→ **What you are asked to do**
From the listing that follows, extract every line and set it down unaltered.

→ **Material to process**
══════
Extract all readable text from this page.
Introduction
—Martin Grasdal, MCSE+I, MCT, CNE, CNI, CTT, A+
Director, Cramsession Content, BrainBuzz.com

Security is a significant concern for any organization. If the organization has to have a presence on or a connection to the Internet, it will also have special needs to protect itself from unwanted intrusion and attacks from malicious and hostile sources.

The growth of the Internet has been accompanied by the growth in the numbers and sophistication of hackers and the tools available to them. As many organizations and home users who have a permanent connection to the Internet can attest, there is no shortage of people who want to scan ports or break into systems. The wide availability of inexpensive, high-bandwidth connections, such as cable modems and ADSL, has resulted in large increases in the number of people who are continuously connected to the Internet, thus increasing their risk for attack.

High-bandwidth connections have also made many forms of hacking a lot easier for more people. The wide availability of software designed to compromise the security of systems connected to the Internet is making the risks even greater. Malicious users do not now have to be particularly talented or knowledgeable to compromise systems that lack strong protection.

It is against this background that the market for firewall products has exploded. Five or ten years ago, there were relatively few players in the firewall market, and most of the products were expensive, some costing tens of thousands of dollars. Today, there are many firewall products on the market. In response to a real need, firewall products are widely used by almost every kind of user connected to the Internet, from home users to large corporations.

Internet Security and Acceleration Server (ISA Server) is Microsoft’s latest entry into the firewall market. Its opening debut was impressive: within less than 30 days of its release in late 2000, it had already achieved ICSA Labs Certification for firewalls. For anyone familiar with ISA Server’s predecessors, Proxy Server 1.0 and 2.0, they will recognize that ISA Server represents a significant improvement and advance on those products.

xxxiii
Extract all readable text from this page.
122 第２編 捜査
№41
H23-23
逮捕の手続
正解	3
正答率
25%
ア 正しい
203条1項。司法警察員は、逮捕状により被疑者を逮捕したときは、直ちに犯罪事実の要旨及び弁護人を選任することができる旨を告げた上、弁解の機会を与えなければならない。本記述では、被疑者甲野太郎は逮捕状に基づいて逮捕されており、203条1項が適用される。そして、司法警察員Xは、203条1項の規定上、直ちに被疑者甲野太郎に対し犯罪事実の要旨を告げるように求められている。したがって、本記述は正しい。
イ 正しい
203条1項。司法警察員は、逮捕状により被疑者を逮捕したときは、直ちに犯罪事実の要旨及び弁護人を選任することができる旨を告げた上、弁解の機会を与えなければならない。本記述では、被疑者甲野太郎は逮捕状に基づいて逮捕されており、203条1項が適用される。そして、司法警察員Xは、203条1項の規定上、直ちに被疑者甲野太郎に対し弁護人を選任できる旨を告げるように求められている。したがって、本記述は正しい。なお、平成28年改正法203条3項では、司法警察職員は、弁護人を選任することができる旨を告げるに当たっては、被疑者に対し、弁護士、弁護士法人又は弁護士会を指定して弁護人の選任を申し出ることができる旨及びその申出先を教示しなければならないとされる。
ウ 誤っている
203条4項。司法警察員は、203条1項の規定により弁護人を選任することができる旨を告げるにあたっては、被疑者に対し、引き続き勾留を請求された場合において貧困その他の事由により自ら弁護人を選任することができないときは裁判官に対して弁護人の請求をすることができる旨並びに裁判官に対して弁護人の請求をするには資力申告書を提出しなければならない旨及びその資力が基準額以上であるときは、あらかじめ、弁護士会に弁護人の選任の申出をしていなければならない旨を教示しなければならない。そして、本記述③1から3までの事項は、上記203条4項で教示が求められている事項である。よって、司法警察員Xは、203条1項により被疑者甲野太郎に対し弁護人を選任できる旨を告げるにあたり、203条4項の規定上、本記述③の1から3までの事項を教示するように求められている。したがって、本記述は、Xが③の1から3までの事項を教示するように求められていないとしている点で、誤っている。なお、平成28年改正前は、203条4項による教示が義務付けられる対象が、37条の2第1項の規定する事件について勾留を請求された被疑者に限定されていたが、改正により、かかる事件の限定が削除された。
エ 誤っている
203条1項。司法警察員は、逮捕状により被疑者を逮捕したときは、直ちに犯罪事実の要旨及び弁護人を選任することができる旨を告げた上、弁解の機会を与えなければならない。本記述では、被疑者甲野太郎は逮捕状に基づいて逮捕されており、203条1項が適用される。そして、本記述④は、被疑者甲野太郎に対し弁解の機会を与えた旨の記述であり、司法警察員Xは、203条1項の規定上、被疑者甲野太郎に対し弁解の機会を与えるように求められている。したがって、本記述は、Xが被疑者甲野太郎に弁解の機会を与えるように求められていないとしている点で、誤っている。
══════
→ **Solution for this problem**
Extract all readable text from this page.
Introduction
—Martin Grasdal, MCSE+I, MCT, CNE, CNI, CTT, A+
Director, Cramsession Content, BrainBuzz.com

Security is a significant concern for any organization. If the organization has to have a presence on or a connection to the Internet, it will also have special needs to protect itself from unwanted intrusion and attacks from malicious and hostile sources.

The growth of the Internet has been accompanied by the growth in the numbers and sophistication of hackers and the tools available to them. As many organizations and home users who have a permanent connection to the Internet can attest, there is no shortage of people who want to scan ports or break into systems. The wide availability of inexpensive, high-bandwidth connections, such as cable modems and ADSL, has resulted in large increases in the number of people who are continuously connected to the Internet, thus increasing their risk for attack.

High-bandwidth connections have also made many forms of hacking a lot easier for more people. The wide availability of software designed to compromise the security of systems connected to the Internet is making the risks even greater. Malicious users do not now have to be particularly talented or knowledgeable to compromise systems that lack strong protection.

It is against this background that the market for firewall products has exploded. Five or ten years ago, there were relatively few players in the firewall market, and most of the products were expensive, some costing tens of thousands of dollars. Today, there are many firewall products on the market. In response to a real need, firewall products are widely used by almost every kind of user connected to the Internet, from home users to large corporations.

Internet Security and Acceleration Server (ISA Server) is Microsoft’s latest entry into the firewall market. Its opening debut was impressive: within less than 30 days of its release in late 2000, it had already achieved ICSA Labs Certification for firewalls. For anyone familiar with ISA Server’s predecessors, Proxy Server 1.0 and 2.0, they will recognize that ISA Server represents a significant improvement and advance on those products.

xxxiii
Extract all readable text from this page.
122 第２編 捜査
№41
H23-23
逮捕の手続
正解	3
正答率
25%
ア 正しい
203条1項。司法警察員は、逮捕状により被疑者を逮捕したときは、直ちに犯罪事実の要旨及び弁護人を選任することができる旨を告げた上、弁解の機会を与えなければならない。本記述では、被疑者甲野太郎は逮捕状に基づいて逮捕されており、203条1項が適用される。そして、司法警察員Xは、203条1項の規定上、直ちに被疑者甲野太郎に対し犯罪事実の要旨を告げるように求められている。したがって、本記述は正しい。
イ 正しい
203条1項。司法警察員は、逮捕状により被疑者を逮捕したときは、直ちに犯罪事実の要旨及び弁護人を選任することができる旨を告げた上、弁解の機会を与えなければならない。本記述では、被疑者甲野太郎は逮捕状に基づいて逮捕されており、203条1項が適用される。そして、司法警察員Xは、203条1項の規定上、直ちに被疑者甲野太郎に対し弁護人を選任できる旨を告げるように求められている。したがって、本記述は正しい。なお、平成28年改正法203条3項では、司法警察職員は、弁護人を選任することができる旨を告げるに当たっては、被疑者に対し、弁護士、弁護士法人又は弁護士会を指定して弁護人の選任を申し出ることができる旨及びその申出先を教示しなければならないとされる。
ウ 誤っている
203条4項。司法警察員は、203条1項の規定により弁護人を選任することができる旨を告げるにあたっては、被疑者に対し、引き続き勾留を請求された場合において貧困その他の事由により自ら弁護人を選任することができないときは裁判官に対して弁護人の請求をすることができる旨並びに裁判官に対して弁護人の請求をするには資力申告書を提出しなければならない旨及びその資力が基準額以上であるときは、あらかじめ、弁護士会に弁護人の選任の申出をしていなければならない旨を教示しなければならない。そして、本記述③1から3までの事項は、上記203条4項で教示が求められている事項である。よって、司法警察員Xは、203条1項により被疑者甲野太郎に対し弁護人を選任できる旨を告げるにあたり、203条4項の規定上、本記述③の1から3までの事項を教示するように求められている。したがって、本記述は、Xが③の1から3までの事項を教示するように求められていないとしている点で、誤っている。なお、平成28年改正前は、203条4項による教示が義務付けられる対象が、37条の2第1項の規定する事件について勾留を請求された被疑者に限定されていたが、改正により、かかる事件の限定が削除された。
エ 誤っている
203条1項。司法警察員は、逮捕状により被疑者を逮捕したときは、直ちに犯罪事実の要旨及び弁護人を選任することができる旨を告げた上、弁解の機会を与えなければならない。本記述では、被疑者甲野太郎は逮捕状に基づいて逮捕されており、203条1項が適用される。そして、本記述④は、被疑者甲野太郎に対し弁解の機会を与えた旨の記述であり、司法警察員Xは、203条1項の規定上、被疑者甲野太郎に対し弁解の機会を与えるように求められている。したがって、本記述は、Xが被疑者甲野太郎に弁解の機会を与えるように求められていないとしている点で、誤っている。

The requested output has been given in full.